▶ **INPUT**
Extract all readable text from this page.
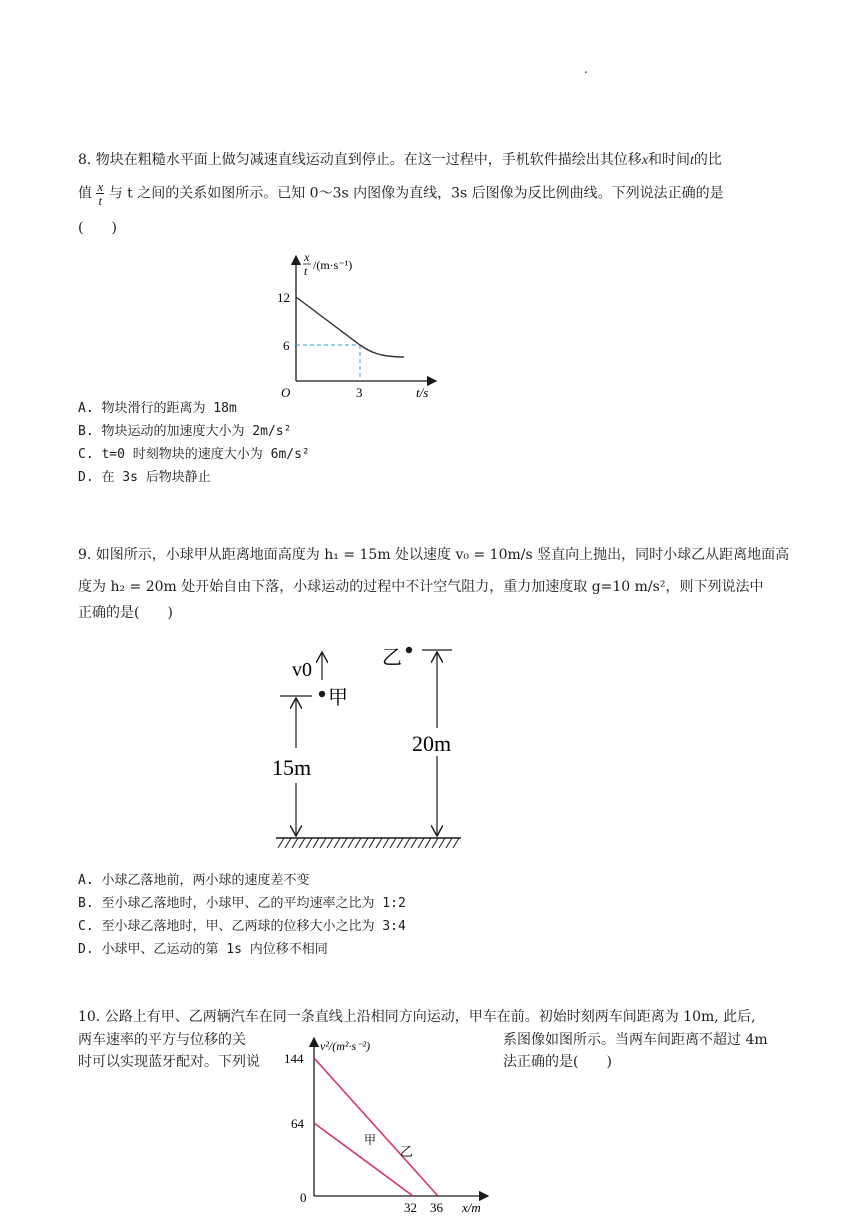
.
8. 物块在粗糙水平面上做匀减速直线运动直到停止。在这一过程中，手机软件描绘出其位移x和时间t的比
值 $\frac{x}{t}$ 与 t 之间的关系如图所示。已知 0～3s 内图像为直线，3s 后图像为反比例曲线。下列说法正确的是
(　　)
x
t /(m·s⁻¹)
12
6
O	3	t/s
A. 物块滑行的距离为 18m
B. 物块运动的加速度大小为 2m/s²
C. t=0 时刻物块的速度大小为 6m/s²
D. 在 3s 后物块静止
9. 如图所示，小球甲从距离地面高度为 h₁ = 15m 处以速度 v₀ = 10m/s 竖直向上抛出，同时小球乙从距离地面高
度为 h₂ = 20m 处开始自由下落，小球运动的过程中不计空气阻力，重力加速度取 g=10 m/s²，则下列说法中
正确的是(　　)
15m
v0
甲
乙
20m
A. 小球乙落地前，两小球的速度差不变
B. 至小球乙落地时，小球甲、乙的平均速率之比为 1:2
C. 至小球乙落地时，甲、乙两球的位移大小之比为 3:4
D. 小球甲、乙运动的第 1s 内位移不相同
10. 公路上有甲、乙两辆汽车在同一条直线上沿相同方向运动，甲车在前。初始时刻两车间距离为 10m, 此后,
两车速率的平方与位移的关	系图像如图所示。当两车间距离不超过 4m
时可以实现蓝牙配对。下列说	法正确的是(　　)
v²/(m²·s⁻²)
144
64
0
32 36 x/m
乙
甲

▶ **DIRECTIONS FOR THIS TASK**
Quote the preceding records in their entirety, excluding every picture.

▶ **SOLUTION**
Extract all readable text from this page.
.
8. 物块在粗糙水平面上做匀减速直线运动直到停止。在这一过程中，手机软件描绘出其位移x和时间t的比
值 $\frac{x}{t}$ 与 t 之间的关系如图所示。已知 0～3s 内图像为直线，3s 后图像为反比例曲线。下列说法正确的是
(　　)
x
t /(m·s⁻¹)
12
6
O	3	t/s
A. 物块滑行的距离为 18m
B. 物块运动的加速度大小为 2m/s²
C. t=0 时刻物块的速度大小为 6m/s²
D. 在 3s 后物块静止
9. 如图所示，小球甲从距离地面高度为 h₁ = 15m 处以速度 v₀ = 10m/s 竖直向上抛出，同时小球乙从距离地面高
度为 h₂ = 20m 处开始自由下落，小球运动的过程中不计空气阻力，重力加速度取 g=10 m/s²，则下列说法中
正确的是(　　)
15m
v0
甲
乙
20m
A. 小球乙落地前，两小球的速度差不变
B. 至小球乙落地时，小球甲、乙的平均速率之比为 1:2
C. 至小球乙落地时，甲、乙两球的位移大小之比为 3:4
D. 小球甲、乙运动的第 1s 内位移不相同
10. 公路上有甲、乙两辆汽车在同一条直线上沿相同方向运动，甲车在前。初始时刻两车间距离为 10m, 此后,
两车速率的平方与位移的关	系图像如图所示。当两车间距离不超过 4m
时可以实现蓝牙配对。下列说	法正确的是(　　)
v²/(m²·s⁻²)
144
64
0
32 36 x/m
乙
甲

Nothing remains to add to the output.